--- START OF DATA ---

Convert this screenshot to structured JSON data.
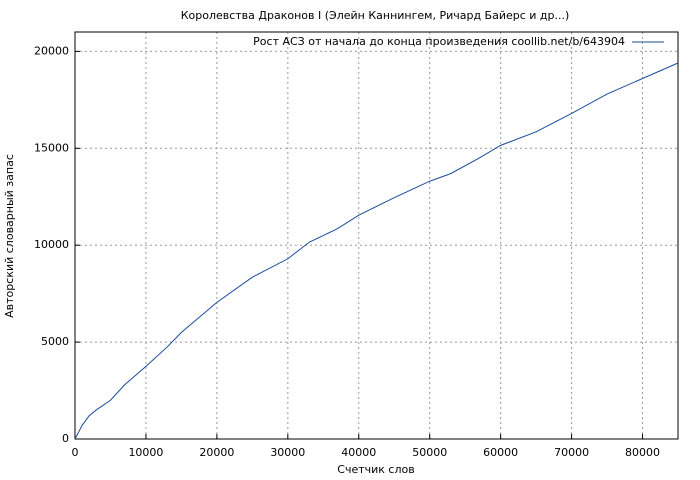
{
  "chart_data": {
    "type": "line",
    "title": "Королевства Драконов I (Элейн Каннингем, Ричард Байерс и др...)",
    "xlabel": "Счетчик слов",
    "ylabel": "Авторский словарный запас",
    "x": [
      0,
      1000,
      2000,
      3000,
      5000,
      7000,
      10000,
      13000,
      15000,
      20000,
      25000,
      30000,
      33000,
      37000,
      40000,
      45000,
      50000,
      53000,
      57000,
      60000,
      65000,
      70000,
      75000,
      80000,
      85000
    ],
    "series": [
      {
        "name": "Рост АСЗ от начала до конца произведения coollib.net/b/643904",
        "color": "#1a4c9c",
        "values": [
          0,
          700,
          1200,
          1500,
          2000,
          2800,
          3750,
          4750,
          5500,
          7050,
          8350,
          9300,
          10150,
          10850,
          11550,
          12450,
          13300,
          13700,
          14500,
          15150,
          15850,
          16800,
          17800,
          18600,
          19400
        ]
      }
    ],
    "xlim": [
      0,
      85000
    ],
    "ylim": [
      0,
      21000
    ],
    "xticks": [
      0,
      10000,
      20000,
      30000,
      40000,
      50000,
      60000,
      70000,
      80000
    ],
    "yticks": [
      0,
      5000,
      10000,
      15000,
      20000
    ],
    "grid": true,
    "legend": "top-right"
  }
}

--- END OF DATA ---

Pictures don't belong in the copy. Restate all the entries exactly.

Convert this screenshot to structured JSON data.
{
  "chart_data": {
    "type": "line",
    "title": "Королевства Драконов I (Элейн Каннингем, Ричард Байерс и др...)",
    "xlabel": "Счетчик слов",
    "ylabel": "Авторский словарный запас",
    "x": [
      0,
      1000,
      2000,
      3000,
      5000,
      7000,
      10000,
      13000,
      15000,
      20000,
      25000,
      30000,
      33000,
      37000,
      40000,
      45000,
      50000,
      53000,
      57000,
      60000,
      65000,
      70000,
      75000,
      80000,
      85000
    ],
    "series": [
      {
        "name": "Рост АСЗ от начала до конца произведения coollib.net/b/643904",
        "color": "#1a4c9c",
        "values": [
          0,
          700,
          1200,
          1500,
          2000,
          2800,
          3750,
          4750,
          5500,
          7050,
          8350,
          9300,
          10150,
          10850,
          11550,
          12450,
          13300,
          13700,
          14500,
          15150,
          15850,
          16800,
          17800,
          18600,
          19400
        ]
      }
    ],
    "xlim": [
      0,
      85000
    ],
    "ylim": [
      0,
      21000
    ],
    "xticks": [
      0,
      10000,
      20000,
      30000,
      40000,
      50000,
      60000,
      70000,
      80000
    ],
    "yticks": [
      0,
      5000,
      10000,
      15000,
      20000
    ],
    "grid": true,
    "legend": "top-right"
  }
}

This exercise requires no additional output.